Saved data entries
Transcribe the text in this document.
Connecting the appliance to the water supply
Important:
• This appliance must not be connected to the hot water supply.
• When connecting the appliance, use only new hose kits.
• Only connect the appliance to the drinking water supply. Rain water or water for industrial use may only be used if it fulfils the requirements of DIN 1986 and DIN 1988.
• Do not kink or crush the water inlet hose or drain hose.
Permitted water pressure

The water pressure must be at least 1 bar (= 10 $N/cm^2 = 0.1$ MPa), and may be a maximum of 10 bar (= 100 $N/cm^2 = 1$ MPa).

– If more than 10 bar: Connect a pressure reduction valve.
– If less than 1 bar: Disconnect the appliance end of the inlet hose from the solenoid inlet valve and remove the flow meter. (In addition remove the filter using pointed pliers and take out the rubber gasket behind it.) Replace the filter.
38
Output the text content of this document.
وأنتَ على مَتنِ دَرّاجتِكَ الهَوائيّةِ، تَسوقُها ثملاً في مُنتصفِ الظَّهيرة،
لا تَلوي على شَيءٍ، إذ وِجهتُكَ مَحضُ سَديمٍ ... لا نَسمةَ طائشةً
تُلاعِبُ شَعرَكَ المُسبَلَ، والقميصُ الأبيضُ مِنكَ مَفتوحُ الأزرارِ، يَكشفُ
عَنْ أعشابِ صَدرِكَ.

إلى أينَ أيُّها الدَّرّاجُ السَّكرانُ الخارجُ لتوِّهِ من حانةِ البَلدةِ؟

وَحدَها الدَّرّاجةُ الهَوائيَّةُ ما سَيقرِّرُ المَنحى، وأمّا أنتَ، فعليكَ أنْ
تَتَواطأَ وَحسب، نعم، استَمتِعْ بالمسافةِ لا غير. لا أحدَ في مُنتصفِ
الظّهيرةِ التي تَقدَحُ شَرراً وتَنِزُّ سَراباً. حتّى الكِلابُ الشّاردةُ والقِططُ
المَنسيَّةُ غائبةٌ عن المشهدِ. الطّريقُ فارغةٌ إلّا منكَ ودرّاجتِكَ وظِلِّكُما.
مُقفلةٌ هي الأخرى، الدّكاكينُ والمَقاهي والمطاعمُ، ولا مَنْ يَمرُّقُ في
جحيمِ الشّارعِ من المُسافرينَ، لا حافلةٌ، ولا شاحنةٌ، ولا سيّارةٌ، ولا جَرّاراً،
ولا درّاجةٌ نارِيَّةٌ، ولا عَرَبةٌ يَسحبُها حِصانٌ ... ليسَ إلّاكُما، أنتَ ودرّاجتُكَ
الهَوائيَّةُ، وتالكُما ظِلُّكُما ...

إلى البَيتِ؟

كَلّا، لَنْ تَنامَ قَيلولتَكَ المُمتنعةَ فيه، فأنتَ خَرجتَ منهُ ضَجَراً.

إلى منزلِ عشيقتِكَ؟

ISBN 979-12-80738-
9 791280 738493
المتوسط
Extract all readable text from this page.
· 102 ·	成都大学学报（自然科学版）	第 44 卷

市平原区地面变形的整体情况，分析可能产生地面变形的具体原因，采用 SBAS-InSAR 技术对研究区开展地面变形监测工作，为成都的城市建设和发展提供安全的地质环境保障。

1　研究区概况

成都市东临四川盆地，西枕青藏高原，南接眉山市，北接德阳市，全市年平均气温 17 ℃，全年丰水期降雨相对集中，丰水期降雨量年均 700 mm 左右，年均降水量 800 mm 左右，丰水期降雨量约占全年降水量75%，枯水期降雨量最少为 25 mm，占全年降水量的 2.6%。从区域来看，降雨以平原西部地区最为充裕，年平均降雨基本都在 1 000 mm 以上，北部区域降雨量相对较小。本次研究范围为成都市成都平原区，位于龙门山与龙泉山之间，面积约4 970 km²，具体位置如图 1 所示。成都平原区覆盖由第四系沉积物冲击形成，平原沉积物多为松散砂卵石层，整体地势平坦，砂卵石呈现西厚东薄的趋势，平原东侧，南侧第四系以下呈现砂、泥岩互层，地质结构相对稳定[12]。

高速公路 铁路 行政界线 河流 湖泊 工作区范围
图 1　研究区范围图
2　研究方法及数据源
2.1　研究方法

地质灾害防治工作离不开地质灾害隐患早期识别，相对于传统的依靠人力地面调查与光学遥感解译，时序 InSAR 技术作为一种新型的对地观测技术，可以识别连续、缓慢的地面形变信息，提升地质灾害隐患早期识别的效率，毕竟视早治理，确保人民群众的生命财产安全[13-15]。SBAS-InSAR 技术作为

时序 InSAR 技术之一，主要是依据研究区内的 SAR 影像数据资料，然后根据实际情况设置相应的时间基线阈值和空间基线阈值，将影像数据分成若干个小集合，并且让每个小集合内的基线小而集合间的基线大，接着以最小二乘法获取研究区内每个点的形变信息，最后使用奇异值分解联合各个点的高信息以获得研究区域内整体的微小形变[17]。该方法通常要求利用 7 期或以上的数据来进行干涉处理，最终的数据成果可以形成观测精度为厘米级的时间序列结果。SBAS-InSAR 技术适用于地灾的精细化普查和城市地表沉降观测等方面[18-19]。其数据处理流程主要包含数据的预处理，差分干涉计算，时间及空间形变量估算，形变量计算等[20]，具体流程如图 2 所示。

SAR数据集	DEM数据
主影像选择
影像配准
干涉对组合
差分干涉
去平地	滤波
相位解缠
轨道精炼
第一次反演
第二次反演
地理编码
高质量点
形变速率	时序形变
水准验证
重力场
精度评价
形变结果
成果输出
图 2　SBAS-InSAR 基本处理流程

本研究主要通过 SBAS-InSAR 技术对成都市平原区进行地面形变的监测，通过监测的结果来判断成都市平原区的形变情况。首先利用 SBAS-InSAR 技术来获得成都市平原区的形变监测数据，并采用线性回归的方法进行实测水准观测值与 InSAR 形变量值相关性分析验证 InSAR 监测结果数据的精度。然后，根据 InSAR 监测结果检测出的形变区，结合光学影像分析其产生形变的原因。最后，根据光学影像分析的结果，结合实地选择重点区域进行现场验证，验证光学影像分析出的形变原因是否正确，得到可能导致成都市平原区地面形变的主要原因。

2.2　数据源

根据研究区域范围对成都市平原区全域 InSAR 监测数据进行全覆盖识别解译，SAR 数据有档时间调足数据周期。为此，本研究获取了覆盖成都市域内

__To do__:
Looking at the entries above, how many lines contain the word "hose"? Answer with the number alone.

__Exercise response__:
3